Give, as a bare number, the count of lines that contain the word "normalistas".
Start Listing
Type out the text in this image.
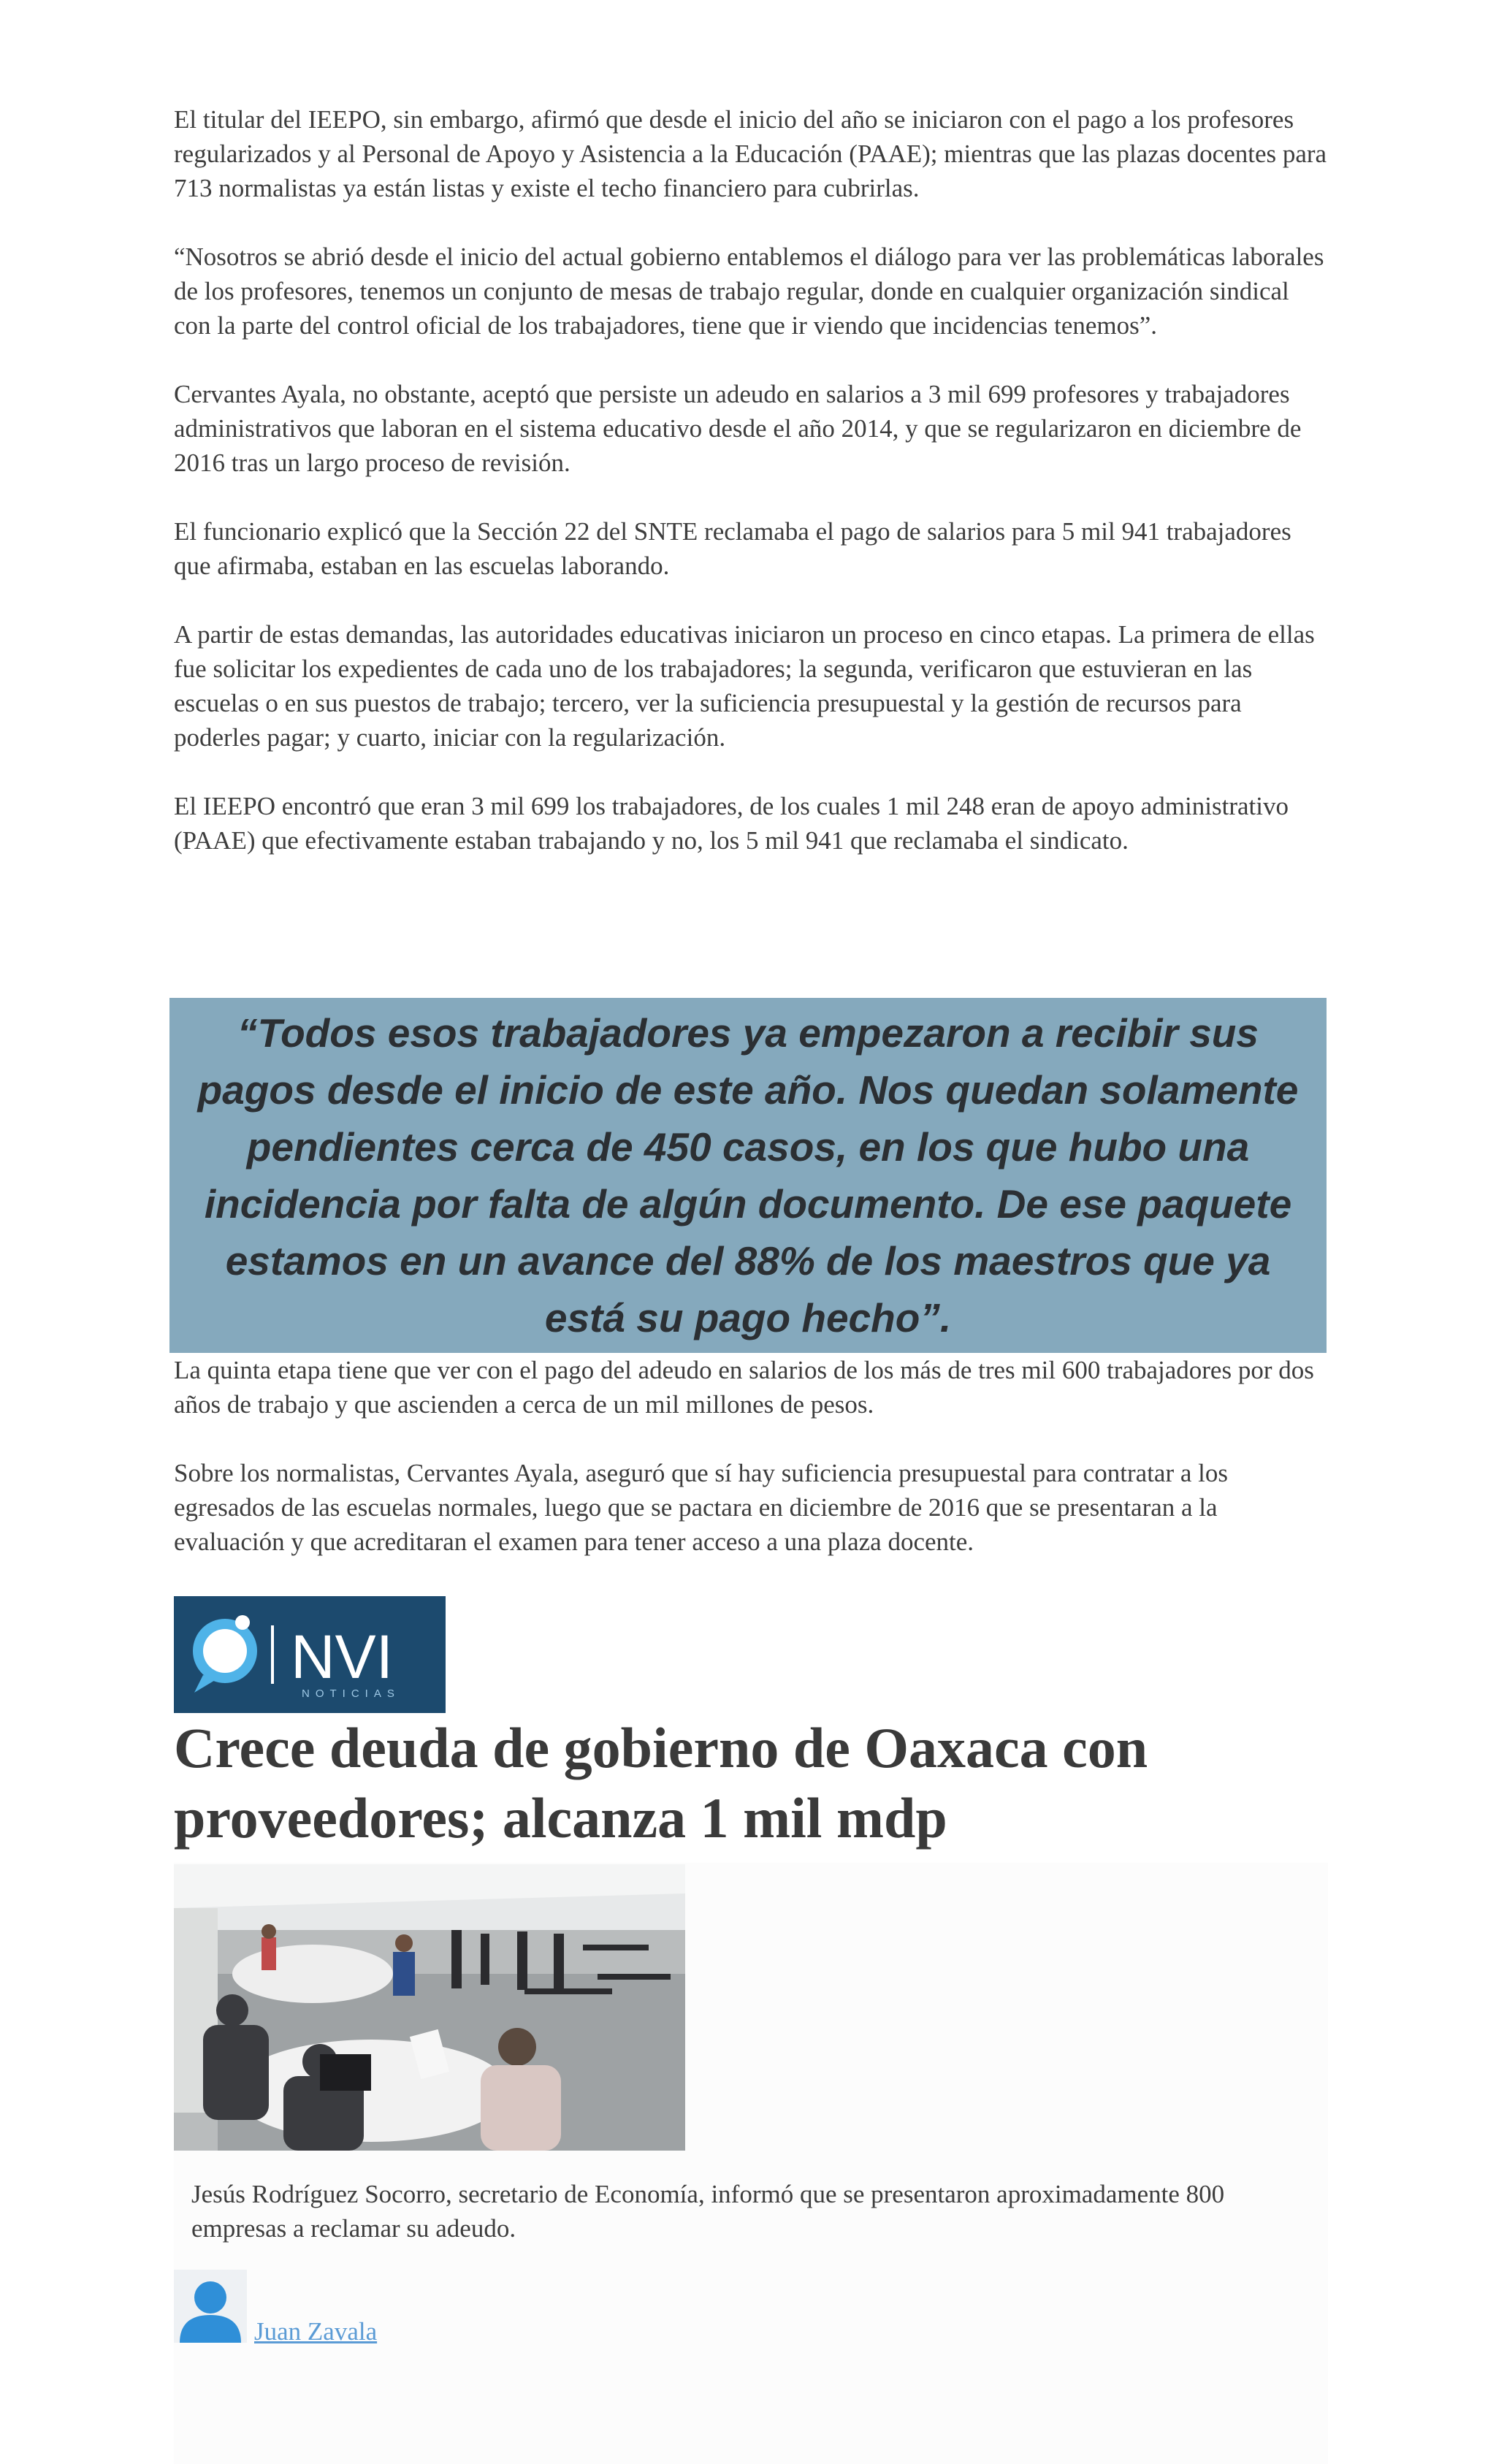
El titular del IEEPO, sin embargo, afirmó que desde el inicio del año se iniciaron con el pago a los profesores regularizados y al Personal de Apoyo y Asistencia a la Educación (PAAE); mientras que las plazas docentes para 713 normalistas ya están listas y existe el techo financiero para cubrirlas.

“Nosotros se abrió desde el inicio del actual gobierno entablemos el diálogo para ver las problemáticas laborales de los profesores, tenemos un conjunto de mesas de trabajo regular, donde en cualquier organización sindical con la parte del control oficial de los trabajadores, tiene que ir viendo que incidencias tenemos”.

Cervantes Ayala, no obstante, aceptó que persiste un adeudo en salarios a 3 mil 699 profesores y trabajadores administrativos que laboran en el sistema educativo desde el año 2014, y que se regularizaron en diciembre de 2016 tras un largo proceso de revisión.

El funcionario explicó que la Sección 22 del SNTE reclamaba el pago de salarios para 5 mil 941 trabajadores que afirmaba, estaban en las escuelas laborando.

A partir de estas demandas, las autoridades educativas iniciaron un proceso en cinco etapas. La primera de ellas fue solicitar los expedientes de cada uno de los trabajadores; la segunda, verificaron que estuvieran en las escuelas o en sus puestos de trabajo; tercero, ver la suficiencia presupuestal y la gestión de recursos para poderles pagar; y cuarto, iniciar con la regularización.

El IEEPO encontró que eran 3 mil 699 los trabajadores, de los cuales 1 mil 248 eran de apoyo administrativo (PAAE) que efectivamente estaban trabajando y no, los 5 mil 941 que reclamaba el sindicato.

“Todos esos trabajadores ya empezaron a recibir sus pagos desde el inicio de este año. Nos quedan solamente pendientes cerca de 450 casos, en los que hubo una incidencia por falta de algún documento. De ese paquete estamos en un avance del 88% de los maestros que ya está su pago hecho”.

La quinta etapa tiene que ver con el pago del adeudo en salarios de los más de tres mil 600 trabajadores por dos años de trabajo y que ascienden a cerca de un mil millones de pesos.

Sobre los normalistas, Cervantes Ayala, aseguró que sí hay suficiencia presupuestal para contratar a los egresados de las escuelas normales, luego que se pactara en diciembre de 2016 que se presentaran a la evaluación y que acreditaran el examen para tener acceso a una plaza docente.

NVI
NOTICIAS
Crece deuda de gobierno de Oaxaca con proveedores; alcanza 1 mil mdp

Jesús Rodríguez Socorro, secretario de Economía, informó que se presentaron aproximadamente 800 empresas a reclamar su adeudo.

Juan Zavala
End Listing
**Answer for the task:**
2